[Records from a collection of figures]

———

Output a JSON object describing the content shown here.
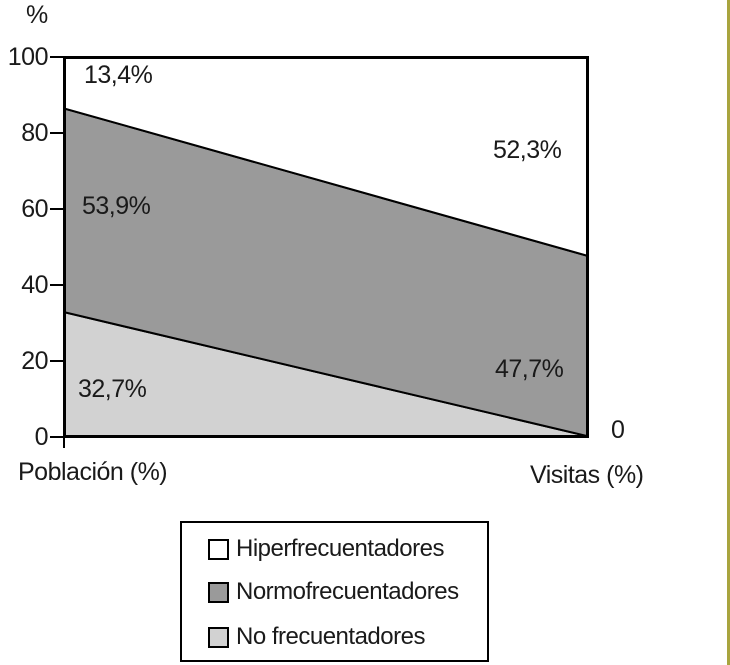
{
  "chart_data": {
    "type": "area",
    "stacked": true,
    "title": "",
    "xlabel": "",
    "ylabel": "%",
    "ylim": [
      0,
      100
    ],
    "grid": false,
    "legend_position": "bottom",
    "categories": [
      "Población (%)",
      "Visitas (%)"
    ],
    "yticks": [
      "100",
      "80",
      "60",
      "40",
      "20",
      "0"
    ],
    "series": [
      {
        "name": "No frecuentadores",
        "values": [
          32.7,
          0
        ],
        "labels": [
          "32,7%",
          "0"
        ],
        "color": "#d2d2d2"
      },
      {
        "name": "Normofrecuentadores",
        "values": [
          53.9,
          47.7
        ],
        "labels": [
          "53,9%",
          "47,7%"
        ],
        "color": "#9a9a9a"
      },
      {
        "name": "Hiperfrecuentadores",
        "values": [
          13.4,
          52.3
        ],
        "labels": [
          "13,4%",
          "52,3%"
        ],
        "color": "#ffffff"
      }
    ],
    "line_color": "#000000"
  },
  "accent_border_color": "#a8a43e"
}
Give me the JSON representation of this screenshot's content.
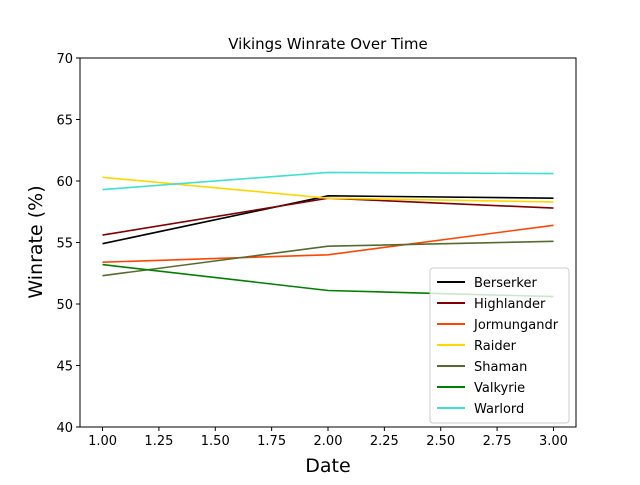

———

_INSTRUCTIONS FOR THE TASK_: Return each line in the records that holds the string "name".

_EXERCISE OUTPUT_:
        "name": "No frecuentadores",
        "name": "Normofrecuentadores",
        "name": "Hiperfrecuentadores",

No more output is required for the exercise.